▸ PROMPT
Copy the data below without any changes, beginning with its first line and stopping after the line that contains "bedroom-tv-prep-label: TV PREP".

▸ MATERIAL SHOWN
## Begin

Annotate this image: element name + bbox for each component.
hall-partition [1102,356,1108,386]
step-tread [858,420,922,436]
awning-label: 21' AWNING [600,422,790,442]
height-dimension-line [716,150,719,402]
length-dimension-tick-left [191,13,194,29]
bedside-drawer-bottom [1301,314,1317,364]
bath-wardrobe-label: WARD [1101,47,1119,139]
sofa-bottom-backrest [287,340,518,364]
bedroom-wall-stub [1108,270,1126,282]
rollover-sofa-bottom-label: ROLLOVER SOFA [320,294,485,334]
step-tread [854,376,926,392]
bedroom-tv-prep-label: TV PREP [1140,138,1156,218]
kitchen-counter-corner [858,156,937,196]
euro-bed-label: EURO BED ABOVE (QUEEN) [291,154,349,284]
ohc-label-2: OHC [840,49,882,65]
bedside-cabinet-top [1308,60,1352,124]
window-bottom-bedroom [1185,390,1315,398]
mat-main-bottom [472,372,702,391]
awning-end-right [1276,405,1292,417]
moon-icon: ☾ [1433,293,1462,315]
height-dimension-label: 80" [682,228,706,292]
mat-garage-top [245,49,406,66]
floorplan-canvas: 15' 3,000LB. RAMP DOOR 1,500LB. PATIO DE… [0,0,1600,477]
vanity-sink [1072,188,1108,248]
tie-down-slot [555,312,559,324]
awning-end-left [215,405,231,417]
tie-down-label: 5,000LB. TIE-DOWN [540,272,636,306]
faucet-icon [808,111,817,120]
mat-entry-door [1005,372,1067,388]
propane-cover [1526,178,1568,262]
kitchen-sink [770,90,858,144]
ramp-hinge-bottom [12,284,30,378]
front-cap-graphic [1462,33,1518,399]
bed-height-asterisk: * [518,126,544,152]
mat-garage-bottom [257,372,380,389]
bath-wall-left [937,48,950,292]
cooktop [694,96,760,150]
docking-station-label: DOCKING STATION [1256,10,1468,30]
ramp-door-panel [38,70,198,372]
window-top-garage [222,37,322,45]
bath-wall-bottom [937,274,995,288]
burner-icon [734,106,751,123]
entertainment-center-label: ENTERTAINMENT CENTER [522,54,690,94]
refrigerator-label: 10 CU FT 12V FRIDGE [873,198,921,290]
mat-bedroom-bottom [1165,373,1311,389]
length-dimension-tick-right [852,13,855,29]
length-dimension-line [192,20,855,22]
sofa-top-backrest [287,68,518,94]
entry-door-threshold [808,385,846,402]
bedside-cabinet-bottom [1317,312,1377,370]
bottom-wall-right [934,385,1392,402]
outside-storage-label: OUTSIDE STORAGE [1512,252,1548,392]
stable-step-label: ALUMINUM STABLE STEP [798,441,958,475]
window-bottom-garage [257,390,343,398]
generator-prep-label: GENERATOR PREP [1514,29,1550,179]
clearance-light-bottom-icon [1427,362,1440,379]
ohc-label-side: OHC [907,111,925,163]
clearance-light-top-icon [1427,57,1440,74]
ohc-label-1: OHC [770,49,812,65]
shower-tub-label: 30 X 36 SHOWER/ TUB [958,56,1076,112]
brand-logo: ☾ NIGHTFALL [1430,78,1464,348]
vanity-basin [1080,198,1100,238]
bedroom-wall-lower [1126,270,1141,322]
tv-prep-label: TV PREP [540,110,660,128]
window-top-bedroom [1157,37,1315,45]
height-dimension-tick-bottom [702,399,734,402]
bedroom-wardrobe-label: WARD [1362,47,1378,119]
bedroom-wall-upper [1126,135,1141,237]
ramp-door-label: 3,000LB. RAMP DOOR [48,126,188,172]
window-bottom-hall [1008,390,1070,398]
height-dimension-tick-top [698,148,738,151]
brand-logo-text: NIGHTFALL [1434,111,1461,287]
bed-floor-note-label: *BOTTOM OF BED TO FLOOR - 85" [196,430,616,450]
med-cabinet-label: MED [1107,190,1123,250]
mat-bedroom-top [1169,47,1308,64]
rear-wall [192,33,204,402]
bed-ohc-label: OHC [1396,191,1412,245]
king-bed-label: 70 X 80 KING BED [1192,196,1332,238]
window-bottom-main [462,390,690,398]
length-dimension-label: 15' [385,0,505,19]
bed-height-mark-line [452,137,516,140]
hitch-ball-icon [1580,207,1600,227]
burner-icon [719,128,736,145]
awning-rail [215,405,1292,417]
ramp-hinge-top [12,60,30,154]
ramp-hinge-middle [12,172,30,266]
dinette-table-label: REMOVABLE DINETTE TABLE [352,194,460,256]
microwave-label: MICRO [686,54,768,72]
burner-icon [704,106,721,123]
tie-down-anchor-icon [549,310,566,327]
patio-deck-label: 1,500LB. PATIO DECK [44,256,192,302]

## End

▸ OUTPUT BELOW
Annotate this image: element name + bbox for each component.
hall-partition [1102,356,1108,386]
step-tread [858,420,922,436]
awning-label: 21' AWNING [600,422,790,442]
height-dimension-line [716,150,719,402]
length-dimension-tick-left [191,13,194,29]
bedside-drawer-bottom [1301,314,1317,364]
bath-wardrobe-label: WARD [1101,47,1119,139]
sofa-bottom-backrest [287,340,518,364]
bedroom-wall-stub [1108,270,1126,282]
rollover-sofa-bottom-label: ROLLOVER SOFA [320,294,485,334]
step-tread [854,376,926,392]
bedroom-tv-prep-label: TV PREP [1140,138,1156,218]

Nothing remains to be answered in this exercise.